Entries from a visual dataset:
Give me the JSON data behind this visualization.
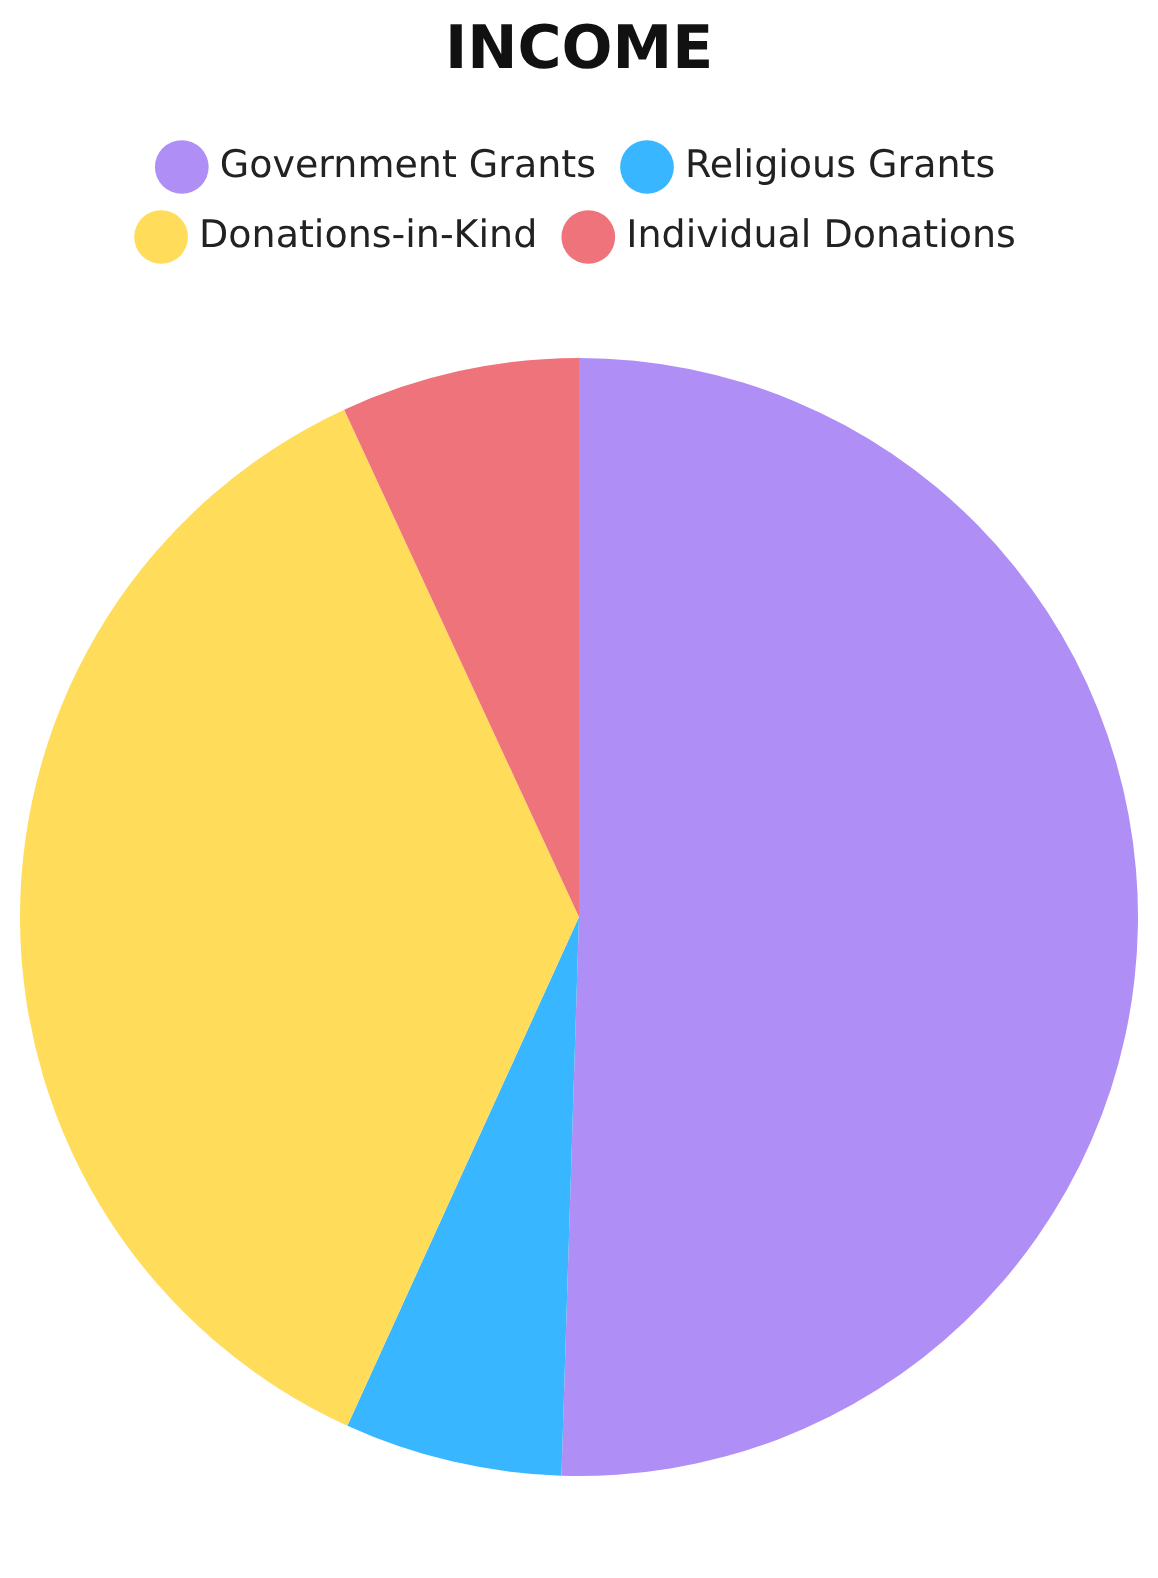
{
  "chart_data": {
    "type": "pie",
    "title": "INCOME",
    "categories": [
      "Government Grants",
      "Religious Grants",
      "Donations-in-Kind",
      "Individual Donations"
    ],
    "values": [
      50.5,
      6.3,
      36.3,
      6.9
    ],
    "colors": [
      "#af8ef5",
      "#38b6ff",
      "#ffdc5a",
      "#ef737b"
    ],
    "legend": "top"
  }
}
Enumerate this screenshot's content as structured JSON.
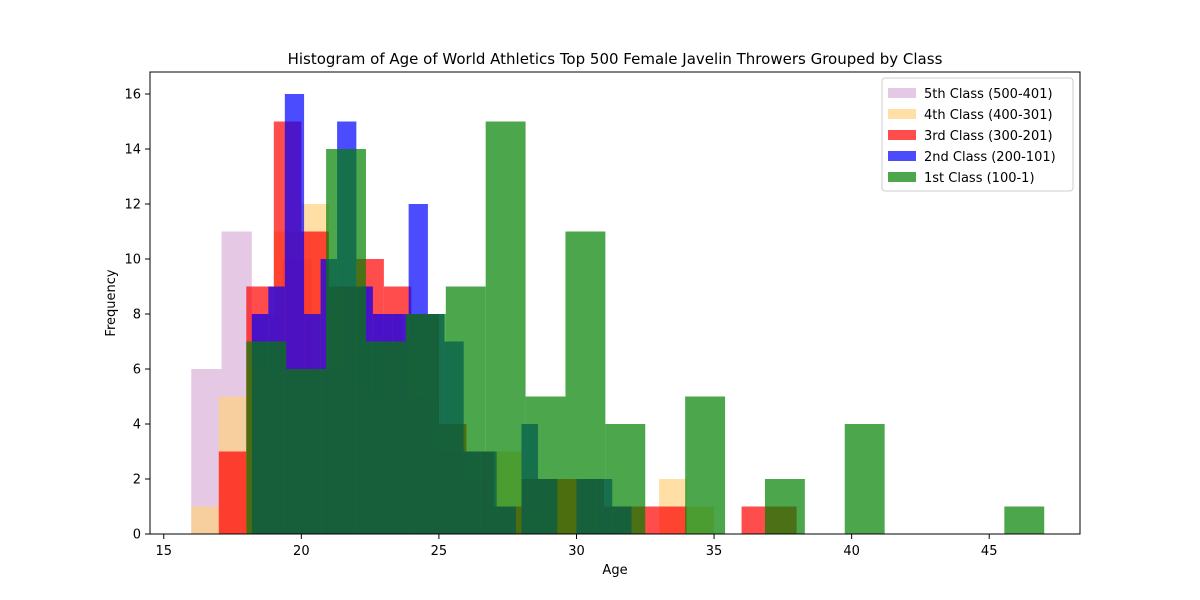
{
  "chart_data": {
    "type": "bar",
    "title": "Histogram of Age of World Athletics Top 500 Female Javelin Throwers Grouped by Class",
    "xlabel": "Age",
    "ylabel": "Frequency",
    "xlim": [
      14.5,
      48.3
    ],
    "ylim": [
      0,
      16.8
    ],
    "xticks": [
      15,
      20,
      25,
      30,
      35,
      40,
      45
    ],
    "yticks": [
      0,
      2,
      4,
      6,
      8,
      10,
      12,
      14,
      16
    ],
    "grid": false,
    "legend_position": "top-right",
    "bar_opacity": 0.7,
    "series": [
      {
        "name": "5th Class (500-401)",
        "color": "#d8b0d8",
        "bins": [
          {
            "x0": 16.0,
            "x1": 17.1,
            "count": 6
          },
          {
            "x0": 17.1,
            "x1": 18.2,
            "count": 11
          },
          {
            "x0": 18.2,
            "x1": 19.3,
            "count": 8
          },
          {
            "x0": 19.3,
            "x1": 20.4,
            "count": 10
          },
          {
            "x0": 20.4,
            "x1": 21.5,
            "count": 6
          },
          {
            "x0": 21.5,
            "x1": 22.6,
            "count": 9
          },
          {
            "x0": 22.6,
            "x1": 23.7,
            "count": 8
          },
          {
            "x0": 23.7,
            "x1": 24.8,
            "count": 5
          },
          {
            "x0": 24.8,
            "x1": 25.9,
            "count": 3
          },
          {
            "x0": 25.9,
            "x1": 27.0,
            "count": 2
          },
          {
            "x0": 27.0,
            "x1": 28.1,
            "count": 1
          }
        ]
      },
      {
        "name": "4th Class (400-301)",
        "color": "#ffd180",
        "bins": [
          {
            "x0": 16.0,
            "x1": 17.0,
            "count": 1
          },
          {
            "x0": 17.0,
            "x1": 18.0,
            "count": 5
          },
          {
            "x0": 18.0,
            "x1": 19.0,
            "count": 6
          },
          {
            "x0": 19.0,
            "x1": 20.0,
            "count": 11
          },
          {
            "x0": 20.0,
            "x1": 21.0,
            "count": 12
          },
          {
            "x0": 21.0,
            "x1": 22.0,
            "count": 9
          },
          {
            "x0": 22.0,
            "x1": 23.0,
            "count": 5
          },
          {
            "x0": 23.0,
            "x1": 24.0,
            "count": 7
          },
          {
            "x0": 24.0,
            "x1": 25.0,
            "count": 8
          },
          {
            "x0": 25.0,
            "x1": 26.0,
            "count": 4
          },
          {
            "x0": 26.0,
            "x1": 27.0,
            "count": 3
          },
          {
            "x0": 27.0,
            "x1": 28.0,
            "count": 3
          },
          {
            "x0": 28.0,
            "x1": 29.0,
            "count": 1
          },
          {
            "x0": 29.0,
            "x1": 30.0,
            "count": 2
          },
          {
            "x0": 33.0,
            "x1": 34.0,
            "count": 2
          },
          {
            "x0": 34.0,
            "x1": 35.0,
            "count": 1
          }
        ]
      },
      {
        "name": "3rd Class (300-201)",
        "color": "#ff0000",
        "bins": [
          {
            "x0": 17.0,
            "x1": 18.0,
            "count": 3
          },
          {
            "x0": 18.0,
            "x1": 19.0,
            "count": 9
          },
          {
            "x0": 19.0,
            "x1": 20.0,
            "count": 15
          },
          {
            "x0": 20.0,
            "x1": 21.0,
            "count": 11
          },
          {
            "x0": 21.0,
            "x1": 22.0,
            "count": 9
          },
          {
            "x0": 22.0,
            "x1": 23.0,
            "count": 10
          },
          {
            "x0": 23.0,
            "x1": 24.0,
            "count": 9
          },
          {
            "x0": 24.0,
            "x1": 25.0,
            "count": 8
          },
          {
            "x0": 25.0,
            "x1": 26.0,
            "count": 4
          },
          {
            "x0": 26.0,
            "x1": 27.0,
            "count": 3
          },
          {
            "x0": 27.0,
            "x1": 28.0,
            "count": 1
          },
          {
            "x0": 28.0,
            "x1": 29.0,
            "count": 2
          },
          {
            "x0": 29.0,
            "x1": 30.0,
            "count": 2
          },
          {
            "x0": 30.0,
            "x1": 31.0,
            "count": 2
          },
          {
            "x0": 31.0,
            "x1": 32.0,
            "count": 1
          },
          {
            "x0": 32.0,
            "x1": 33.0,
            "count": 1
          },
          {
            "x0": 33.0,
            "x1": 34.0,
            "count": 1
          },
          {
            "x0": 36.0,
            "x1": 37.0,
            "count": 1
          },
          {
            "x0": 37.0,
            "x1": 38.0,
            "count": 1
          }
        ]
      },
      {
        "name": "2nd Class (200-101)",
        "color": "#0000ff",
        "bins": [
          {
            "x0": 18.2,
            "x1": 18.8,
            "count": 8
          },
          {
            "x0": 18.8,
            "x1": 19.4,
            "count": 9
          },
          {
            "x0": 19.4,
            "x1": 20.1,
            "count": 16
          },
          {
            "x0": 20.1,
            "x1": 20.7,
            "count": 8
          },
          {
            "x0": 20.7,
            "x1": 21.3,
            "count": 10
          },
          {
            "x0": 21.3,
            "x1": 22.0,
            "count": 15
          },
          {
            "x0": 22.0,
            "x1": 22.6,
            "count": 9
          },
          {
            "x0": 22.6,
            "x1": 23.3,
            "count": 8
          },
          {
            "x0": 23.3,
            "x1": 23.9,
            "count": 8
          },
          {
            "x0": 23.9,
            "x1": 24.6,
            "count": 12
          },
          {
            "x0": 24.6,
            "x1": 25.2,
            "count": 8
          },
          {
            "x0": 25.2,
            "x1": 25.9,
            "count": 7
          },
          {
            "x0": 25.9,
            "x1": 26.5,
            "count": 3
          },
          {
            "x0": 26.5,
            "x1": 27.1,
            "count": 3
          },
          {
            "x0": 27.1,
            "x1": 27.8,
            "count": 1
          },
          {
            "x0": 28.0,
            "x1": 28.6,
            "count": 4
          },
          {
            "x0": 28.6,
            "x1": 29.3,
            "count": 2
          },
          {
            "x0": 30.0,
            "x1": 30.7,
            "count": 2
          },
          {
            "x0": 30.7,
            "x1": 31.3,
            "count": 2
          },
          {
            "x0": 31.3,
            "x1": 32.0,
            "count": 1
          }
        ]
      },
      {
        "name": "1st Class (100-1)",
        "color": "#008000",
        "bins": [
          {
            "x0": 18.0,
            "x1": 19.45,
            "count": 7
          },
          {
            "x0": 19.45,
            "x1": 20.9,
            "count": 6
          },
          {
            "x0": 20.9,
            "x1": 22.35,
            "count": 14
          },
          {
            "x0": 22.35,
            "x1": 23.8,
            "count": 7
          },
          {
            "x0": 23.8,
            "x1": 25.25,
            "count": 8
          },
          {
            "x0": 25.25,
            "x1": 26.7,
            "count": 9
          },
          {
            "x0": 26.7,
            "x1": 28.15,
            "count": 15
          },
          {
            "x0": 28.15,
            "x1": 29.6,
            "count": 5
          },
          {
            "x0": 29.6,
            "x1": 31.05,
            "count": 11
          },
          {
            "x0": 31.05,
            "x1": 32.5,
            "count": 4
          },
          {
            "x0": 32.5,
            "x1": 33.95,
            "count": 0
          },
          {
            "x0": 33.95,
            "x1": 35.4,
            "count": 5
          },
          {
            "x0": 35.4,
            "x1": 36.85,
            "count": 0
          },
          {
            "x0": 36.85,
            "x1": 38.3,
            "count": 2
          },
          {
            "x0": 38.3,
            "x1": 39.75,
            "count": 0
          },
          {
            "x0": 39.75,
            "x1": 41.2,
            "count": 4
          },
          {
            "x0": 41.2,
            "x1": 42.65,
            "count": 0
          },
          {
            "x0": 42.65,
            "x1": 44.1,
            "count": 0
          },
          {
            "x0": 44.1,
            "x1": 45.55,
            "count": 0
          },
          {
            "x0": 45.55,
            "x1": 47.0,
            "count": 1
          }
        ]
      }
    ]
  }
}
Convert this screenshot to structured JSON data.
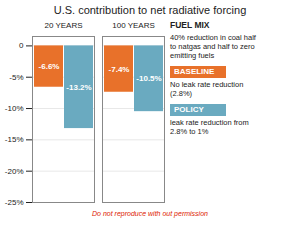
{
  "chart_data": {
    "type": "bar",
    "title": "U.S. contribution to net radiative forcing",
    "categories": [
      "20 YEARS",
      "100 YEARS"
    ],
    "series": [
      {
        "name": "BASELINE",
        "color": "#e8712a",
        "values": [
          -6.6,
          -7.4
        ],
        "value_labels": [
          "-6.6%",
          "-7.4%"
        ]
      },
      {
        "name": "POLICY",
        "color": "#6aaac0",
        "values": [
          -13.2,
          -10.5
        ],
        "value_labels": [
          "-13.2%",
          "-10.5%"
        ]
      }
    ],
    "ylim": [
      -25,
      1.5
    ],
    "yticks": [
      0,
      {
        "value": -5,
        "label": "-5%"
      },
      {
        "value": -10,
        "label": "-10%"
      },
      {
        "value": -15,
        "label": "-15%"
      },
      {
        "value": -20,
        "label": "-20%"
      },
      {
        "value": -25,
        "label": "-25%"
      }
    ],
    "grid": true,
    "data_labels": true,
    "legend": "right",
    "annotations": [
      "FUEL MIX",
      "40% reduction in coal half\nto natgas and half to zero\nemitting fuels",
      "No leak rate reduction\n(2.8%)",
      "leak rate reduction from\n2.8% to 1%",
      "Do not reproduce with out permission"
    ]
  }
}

:: Exercise prompt ::
Give only the number of lines in the entries that contain "right".

:: The solution ::
2